**The request**
Write out the entire listing below exactly, with the pictures left out.

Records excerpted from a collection
** Begin **
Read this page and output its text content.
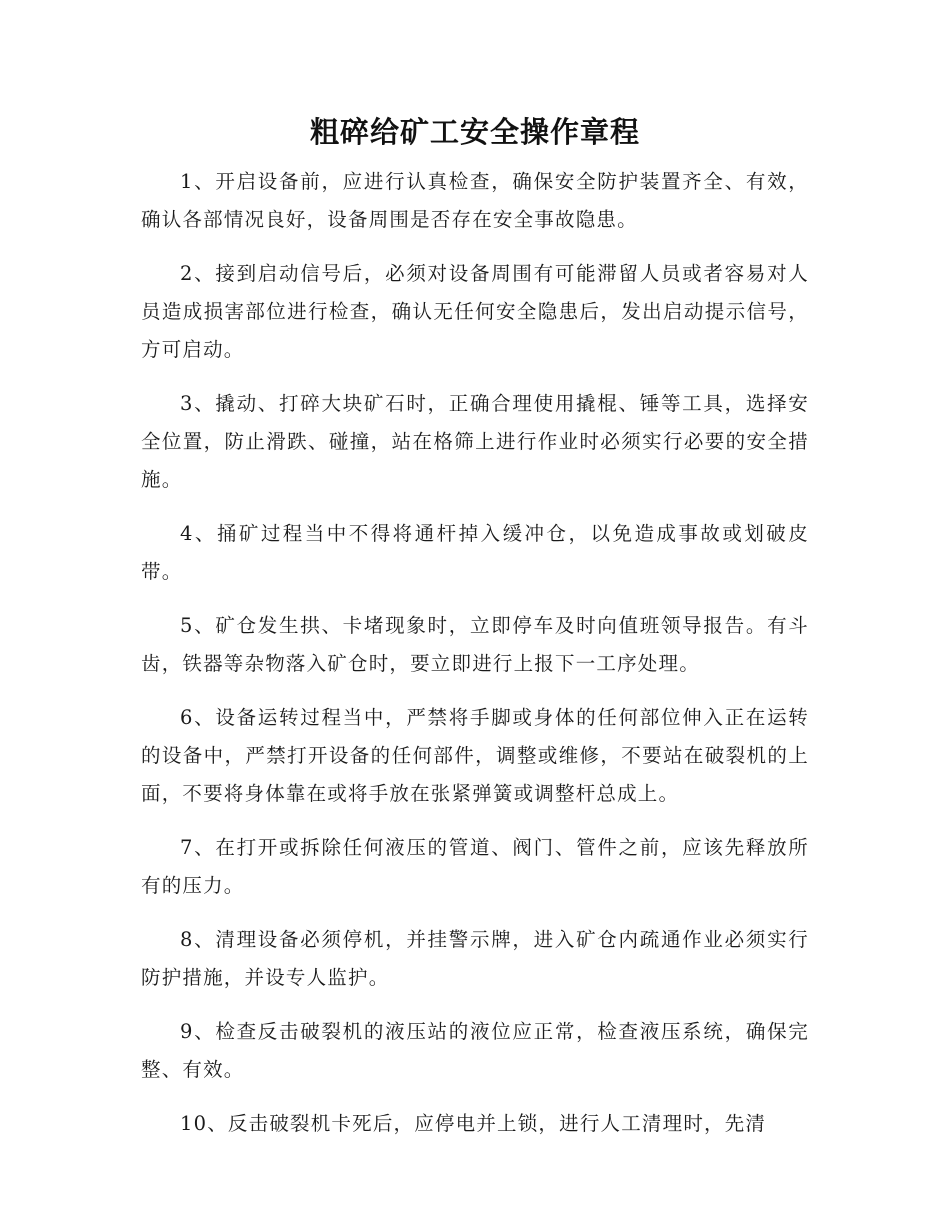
粗碎给矿工安全操作章程

1、开启设备前，应进行认真检查，确保安全防护装置齐全、有效，确认各部情况良好，设备周围是否存在安全事故隐患。

2、接到启动信号后，必须对设备周围有可能滞留人员或者容易对人员造成损害部位进行检查，确认无任何安全隐患后，发出启动提示信号，方可启动。

3、撬动、打碎大块矿石时，正确合理使用撬棍、锤等工具，选择安全位置，防止滑跌、碰撞，站在格筛上进行作业时必须实行必要的安全措施。

4、捅矿过程当中不得将通杆掉入缓冲仓，以免造成事故或划破皮带。

5、矿仓发生拱、卡堵现象时，立即停车及时向值班领导报告。有斗齿，铁器等杂物落入矿仓时，要立即进行上报下一工序处理。

6、设备运转过程当中，严禁将手脚或身体的任何部位伸入正在运转的设备中，严禁打开设备的任何部件，调整或维修，不要站在破裂机的上面，不要将身体靠在或将手放在张紧弹簧或调整杆总成上。

7、在打开或拆除任何液压的管道、阀门、管件之前，应该先释放所有的压力。

8、清理设备必须停机，并挂警示牌，进入矿仓内疏通作业必须实行防护措施，并设专人监护。

9、检查反击破裂机的液压站的液位应正常，检查液压系统，确保完整、有效。

10、反击破裂机卡死后，应停电并上锁，进行人工清理时，先清
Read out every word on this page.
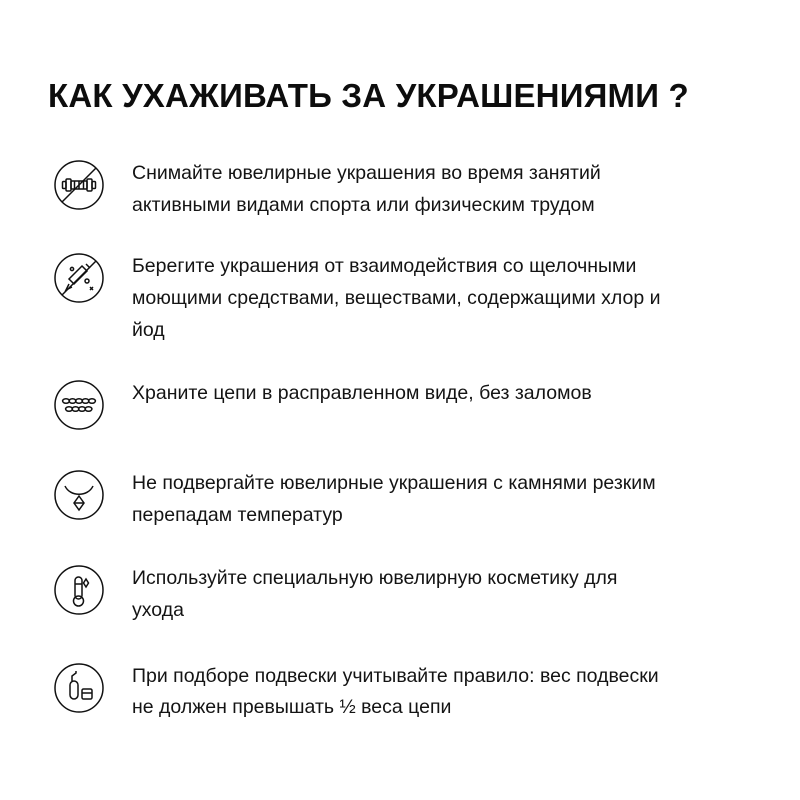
КАК УХАЖИВАТЬ ЗА УКРАШЕНИЯМИ ?
Снимайте ювелирные украшения во время занятий активными видами спорта или физическим трудом
Берегите украшения от взаимодействия со щелочными моющими средствами, веществами, содержащими хлор и йод
Храните цепи в расправленном виде, без заломов
Не подвергайте ювелирные украшения с камнями резким перепадам температур
Используйте специальную ювелирную косметику для ухода
При подборе подвески учитывайте правило: вес подвески не должен превышать ½ веса цепи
** End **
**Correct result**
Read this page and output its text content.
粗碎给矿工安全操作章程

1、开启设备前，应进行认真检查，确保安全防护装置齐全、有效，确认各部情况良好，设备周围是否存在安全事故隐患。

2、接到启动信号后，必须对设备周围有可能滞留人员或者容易对人员造成损害部位进行检查，确认无任何安全隐患后，发出启动提示信号，方可启动。

3、撬动、打碎大块矿石时，正确合理使用撬棍、锤等工具，选择安全位置，防止滑跌、碰撞，站在格筛上进行作业时必须实行必要的安全措施。

4、捅矿过程当中不得将通杆掉入缓冲仓，以免造成事故或划破皮带。

5、矿仓发生拱、卡堵现象时，立即停车及时向值班领导报告。有斗齿，铁器等杂物落入矿仓时，要立即进行上报下一工序处理。

6、设备运转过程当中，严禁将手脚或身体的任何部位伸入正在运转的设备中，严禁打开设备的任何部件，调整或维修，不要站在破裂机的上面，不要将身体靠在或将手放在张紧弹簧或调整杆总成上。

7、在打开或拆除任何液压的管道、阀门、管件之前，应该先释放所有的压力。

8、清理设备必须停机，并挂警示牌，进入矿仓内疏通作业必须实行防护措施，并设专人监护。

9、检查反击破裂机的液压站的液位应正常，检查液压系统，确保完整、有效。

10、反击破裂机卡死后，应停电并上锁，进行人工清理时，先清
Read out every word on this page.
КАК УХАЖИВАТЬ ЗА УКРАШЕНИЯМИ ?
Снимайте ювелирные украшения во время занятий активными видами спорта или физическим трудом
Берегите украшения от взаимодействия со щелочными моющими средствами, веществами, содержащими хлор и йод
Храните цепи в расправленном виде, без заломов
Не подвергайте ювелирные украшения с камнями резким перепадам температур
Используйте специальную ювелирную косметику для ухода
При подборе подвески учитывайте правило: вес подвески не должен превышать ½ веса цепи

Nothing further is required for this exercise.